(Extracts from a graphics dataset)

——————————

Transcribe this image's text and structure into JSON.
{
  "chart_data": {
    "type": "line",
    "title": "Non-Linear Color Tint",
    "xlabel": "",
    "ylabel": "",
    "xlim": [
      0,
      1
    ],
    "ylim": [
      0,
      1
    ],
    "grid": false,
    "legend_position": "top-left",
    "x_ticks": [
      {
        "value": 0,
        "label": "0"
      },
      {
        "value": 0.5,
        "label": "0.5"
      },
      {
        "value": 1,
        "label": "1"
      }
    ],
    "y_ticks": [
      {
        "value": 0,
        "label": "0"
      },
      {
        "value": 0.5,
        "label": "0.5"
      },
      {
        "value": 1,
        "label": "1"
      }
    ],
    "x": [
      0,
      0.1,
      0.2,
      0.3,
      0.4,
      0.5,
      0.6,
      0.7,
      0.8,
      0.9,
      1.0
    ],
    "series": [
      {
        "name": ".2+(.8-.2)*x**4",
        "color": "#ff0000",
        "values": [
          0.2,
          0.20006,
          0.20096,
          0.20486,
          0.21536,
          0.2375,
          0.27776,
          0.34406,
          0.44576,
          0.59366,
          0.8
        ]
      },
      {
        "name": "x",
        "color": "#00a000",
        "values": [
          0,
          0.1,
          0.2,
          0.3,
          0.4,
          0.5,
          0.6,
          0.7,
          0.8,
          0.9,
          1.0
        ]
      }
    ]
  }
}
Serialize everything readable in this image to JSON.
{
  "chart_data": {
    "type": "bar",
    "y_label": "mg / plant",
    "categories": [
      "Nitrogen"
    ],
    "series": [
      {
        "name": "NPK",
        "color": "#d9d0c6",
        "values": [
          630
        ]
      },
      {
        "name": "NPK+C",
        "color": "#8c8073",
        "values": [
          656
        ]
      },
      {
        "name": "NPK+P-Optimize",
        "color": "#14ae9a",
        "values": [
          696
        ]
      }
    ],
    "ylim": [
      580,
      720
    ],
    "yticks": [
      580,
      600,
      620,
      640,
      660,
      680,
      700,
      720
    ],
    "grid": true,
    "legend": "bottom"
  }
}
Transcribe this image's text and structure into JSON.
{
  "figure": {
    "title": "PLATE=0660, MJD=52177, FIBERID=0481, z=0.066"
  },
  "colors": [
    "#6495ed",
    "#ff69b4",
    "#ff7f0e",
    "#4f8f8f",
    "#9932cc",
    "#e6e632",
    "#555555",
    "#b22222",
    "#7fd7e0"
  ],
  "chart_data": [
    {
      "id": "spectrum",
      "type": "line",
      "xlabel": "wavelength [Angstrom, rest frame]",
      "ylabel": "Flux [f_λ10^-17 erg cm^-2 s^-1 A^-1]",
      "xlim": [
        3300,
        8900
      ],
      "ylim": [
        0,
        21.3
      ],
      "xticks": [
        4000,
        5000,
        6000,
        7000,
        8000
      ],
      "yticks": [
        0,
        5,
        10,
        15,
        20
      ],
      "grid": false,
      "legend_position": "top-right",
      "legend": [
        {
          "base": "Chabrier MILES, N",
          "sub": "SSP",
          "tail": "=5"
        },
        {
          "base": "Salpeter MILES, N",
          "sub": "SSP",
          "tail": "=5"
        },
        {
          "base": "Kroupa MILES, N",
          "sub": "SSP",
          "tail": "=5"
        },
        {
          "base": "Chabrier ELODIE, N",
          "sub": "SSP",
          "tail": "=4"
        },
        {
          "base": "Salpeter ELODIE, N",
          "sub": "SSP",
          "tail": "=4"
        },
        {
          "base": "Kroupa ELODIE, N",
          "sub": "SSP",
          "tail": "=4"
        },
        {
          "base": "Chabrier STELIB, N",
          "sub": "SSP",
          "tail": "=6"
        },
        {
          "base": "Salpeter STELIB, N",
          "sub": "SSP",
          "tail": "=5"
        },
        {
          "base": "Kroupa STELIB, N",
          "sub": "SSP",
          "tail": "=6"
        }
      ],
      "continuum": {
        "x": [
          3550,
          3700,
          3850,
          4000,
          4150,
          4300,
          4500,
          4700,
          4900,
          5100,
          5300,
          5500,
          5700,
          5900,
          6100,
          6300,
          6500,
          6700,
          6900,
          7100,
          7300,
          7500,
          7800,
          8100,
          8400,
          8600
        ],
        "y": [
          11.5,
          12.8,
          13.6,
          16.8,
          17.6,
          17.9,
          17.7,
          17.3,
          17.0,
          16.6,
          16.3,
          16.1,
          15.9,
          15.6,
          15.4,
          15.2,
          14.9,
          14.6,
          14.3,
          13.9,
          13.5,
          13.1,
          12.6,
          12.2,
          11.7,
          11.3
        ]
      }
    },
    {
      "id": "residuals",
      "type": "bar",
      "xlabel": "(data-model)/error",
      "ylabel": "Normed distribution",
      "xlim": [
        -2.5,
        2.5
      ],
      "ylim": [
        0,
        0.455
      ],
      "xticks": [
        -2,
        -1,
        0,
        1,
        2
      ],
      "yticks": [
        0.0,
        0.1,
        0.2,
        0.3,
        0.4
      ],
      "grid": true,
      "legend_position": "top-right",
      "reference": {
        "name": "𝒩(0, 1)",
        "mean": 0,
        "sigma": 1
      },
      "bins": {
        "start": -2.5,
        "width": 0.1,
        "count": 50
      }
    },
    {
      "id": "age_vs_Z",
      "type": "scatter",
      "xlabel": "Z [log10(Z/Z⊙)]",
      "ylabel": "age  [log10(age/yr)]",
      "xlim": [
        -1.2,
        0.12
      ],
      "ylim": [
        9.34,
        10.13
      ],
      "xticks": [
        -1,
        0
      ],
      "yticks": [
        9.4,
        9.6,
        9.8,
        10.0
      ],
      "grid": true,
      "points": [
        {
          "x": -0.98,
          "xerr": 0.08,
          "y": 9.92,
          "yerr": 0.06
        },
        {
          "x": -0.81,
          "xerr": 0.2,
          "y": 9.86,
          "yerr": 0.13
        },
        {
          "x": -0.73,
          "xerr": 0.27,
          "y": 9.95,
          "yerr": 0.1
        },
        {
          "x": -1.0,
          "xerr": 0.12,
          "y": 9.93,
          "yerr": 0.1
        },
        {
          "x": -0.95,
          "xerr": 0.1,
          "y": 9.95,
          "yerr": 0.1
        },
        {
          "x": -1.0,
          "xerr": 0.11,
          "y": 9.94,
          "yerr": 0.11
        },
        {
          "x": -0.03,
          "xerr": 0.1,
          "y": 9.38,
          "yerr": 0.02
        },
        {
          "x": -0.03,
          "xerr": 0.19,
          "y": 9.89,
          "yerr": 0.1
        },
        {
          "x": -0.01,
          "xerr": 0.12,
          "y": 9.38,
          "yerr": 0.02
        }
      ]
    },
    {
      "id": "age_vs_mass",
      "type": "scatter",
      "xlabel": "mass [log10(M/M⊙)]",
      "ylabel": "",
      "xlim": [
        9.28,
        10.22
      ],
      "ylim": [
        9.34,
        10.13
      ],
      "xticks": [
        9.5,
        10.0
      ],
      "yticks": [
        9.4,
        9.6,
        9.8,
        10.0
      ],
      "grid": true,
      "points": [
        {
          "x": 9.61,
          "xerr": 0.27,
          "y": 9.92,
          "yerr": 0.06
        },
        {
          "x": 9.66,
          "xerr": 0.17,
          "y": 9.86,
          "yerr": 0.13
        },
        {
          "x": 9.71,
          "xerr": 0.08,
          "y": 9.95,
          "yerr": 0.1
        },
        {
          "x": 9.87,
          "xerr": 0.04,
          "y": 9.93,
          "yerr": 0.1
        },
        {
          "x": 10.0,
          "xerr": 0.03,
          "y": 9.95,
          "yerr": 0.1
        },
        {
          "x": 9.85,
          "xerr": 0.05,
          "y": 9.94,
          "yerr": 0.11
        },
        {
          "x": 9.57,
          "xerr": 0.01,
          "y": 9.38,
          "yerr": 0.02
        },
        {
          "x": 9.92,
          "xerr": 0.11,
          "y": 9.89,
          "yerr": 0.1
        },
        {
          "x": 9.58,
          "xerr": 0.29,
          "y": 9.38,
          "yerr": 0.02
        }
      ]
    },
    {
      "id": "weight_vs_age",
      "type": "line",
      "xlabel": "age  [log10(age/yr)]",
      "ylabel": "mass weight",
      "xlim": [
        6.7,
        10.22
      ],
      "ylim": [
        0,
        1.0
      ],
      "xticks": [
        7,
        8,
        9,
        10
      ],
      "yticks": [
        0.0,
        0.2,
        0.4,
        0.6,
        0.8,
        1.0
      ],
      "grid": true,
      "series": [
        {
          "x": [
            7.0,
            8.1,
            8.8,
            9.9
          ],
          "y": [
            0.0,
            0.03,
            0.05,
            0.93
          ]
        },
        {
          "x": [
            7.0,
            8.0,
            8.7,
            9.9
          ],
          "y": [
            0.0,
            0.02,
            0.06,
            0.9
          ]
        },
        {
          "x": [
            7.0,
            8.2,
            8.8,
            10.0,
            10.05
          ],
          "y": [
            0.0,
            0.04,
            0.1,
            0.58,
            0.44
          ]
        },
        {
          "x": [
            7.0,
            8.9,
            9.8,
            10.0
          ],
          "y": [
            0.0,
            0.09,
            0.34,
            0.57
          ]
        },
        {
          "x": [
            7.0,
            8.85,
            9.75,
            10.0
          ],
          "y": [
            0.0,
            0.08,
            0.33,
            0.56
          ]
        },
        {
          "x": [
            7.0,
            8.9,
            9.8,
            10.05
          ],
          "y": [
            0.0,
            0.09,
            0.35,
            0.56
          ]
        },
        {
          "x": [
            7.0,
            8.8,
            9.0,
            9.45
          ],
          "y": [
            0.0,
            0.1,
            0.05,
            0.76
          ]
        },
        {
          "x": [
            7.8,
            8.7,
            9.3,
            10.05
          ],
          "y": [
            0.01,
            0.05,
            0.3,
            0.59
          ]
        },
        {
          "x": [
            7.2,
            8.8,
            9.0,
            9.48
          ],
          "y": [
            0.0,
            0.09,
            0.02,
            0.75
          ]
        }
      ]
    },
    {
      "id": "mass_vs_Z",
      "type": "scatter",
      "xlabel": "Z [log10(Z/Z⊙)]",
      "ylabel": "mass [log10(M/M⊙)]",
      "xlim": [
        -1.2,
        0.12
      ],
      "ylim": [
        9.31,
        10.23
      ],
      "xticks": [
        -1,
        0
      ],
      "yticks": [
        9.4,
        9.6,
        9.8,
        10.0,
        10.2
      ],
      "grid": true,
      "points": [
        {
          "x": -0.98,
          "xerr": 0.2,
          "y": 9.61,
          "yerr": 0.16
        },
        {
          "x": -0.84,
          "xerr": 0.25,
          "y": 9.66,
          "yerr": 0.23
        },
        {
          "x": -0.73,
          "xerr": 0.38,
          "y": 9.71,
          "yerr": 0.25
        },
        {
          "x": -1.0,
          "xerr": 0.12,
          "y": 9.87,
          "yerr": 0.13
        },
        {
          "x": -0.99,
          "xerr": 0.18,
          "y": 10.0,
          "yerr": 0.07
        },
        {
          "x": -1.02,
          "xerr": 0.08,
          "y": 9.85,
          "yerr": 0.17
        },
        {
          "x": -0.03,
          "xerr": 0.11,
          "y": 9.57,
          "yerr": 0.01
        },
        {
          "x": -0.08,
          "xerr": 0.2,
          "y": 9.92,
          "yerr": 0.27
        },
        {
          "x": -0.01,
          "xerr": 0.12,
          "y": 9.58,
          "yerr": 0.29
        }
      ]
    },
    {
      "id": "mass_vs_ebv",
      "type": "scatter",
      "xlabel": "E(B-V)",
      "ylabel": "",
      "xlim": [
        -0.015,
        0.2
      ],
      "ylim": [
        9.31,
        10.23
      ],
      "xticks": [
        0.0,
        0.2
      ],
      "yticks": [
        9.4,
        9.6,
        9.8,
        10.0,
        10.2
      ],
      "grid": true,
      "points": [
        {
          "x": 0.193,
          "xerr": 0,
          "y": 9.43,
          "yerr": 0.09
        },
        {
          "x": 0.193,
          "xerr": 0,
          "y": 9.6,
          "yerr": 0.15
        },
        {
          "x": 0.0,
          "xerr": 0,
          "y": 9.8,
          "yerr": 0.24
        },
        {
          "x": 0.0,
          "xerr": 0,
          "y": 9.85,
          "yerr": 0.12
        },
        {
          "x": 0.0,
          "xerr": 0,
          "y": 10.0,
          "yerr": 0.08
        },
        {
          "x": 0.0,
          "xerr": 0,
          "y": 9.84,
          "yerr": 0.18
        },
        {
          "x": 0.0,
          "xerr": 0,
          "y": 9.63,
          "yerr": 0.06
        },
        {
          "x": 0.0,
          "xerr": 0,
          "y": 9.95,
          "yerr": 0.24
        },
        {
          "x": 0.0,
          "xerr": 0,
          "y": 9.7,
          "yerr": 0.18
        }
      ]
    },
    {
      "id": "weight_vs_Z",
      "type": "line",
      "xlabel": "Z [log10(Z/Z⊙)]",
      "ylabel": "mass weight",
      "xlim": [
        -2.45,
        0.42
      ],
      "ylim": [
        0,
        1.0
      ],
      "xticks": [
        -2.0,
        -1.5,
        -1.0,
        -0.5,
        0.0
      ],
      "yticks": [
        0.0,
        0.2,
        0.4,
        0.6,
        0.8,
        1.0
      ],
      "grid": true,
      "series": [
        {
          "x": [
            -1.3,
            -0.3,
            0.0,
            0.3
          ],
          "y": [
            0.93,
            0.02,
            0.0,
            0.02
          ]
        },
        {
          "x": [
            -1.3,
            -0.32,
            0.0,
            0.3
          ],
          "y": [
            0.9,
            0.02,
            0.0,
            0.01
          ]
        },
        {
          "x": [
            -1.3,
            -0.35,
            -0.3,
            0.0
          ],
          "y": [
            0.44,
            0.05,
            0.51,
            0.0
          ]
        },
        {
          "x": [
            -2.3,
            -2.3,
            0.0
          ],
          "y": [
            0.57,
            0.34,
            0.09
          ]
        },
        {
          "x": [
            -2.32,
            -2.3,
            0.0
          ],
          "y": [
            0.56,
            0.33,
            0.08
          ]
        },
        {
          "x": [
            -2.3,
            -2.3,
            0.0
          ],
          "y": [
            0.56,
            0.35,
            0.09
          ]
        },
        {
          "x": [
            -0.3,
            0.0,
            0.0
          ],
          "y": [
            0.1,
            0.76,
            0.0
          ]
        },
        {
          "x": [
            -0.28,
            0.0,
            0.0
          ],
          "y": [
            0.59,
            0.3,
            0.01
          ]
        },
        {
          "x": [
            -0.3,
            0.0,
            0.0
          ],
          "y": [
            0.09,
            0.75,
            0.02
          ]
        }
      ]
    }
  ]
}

——————————

### OBJECTIVE
Filter the listing above for the string "Kroupa" and copy every matching line.

### COMPLETE RESPONSE
          "base": "Kroupa MILES, N",
          "base": "Kroupa ELODIE, N",
          "base": "Kroupa STELIB, N",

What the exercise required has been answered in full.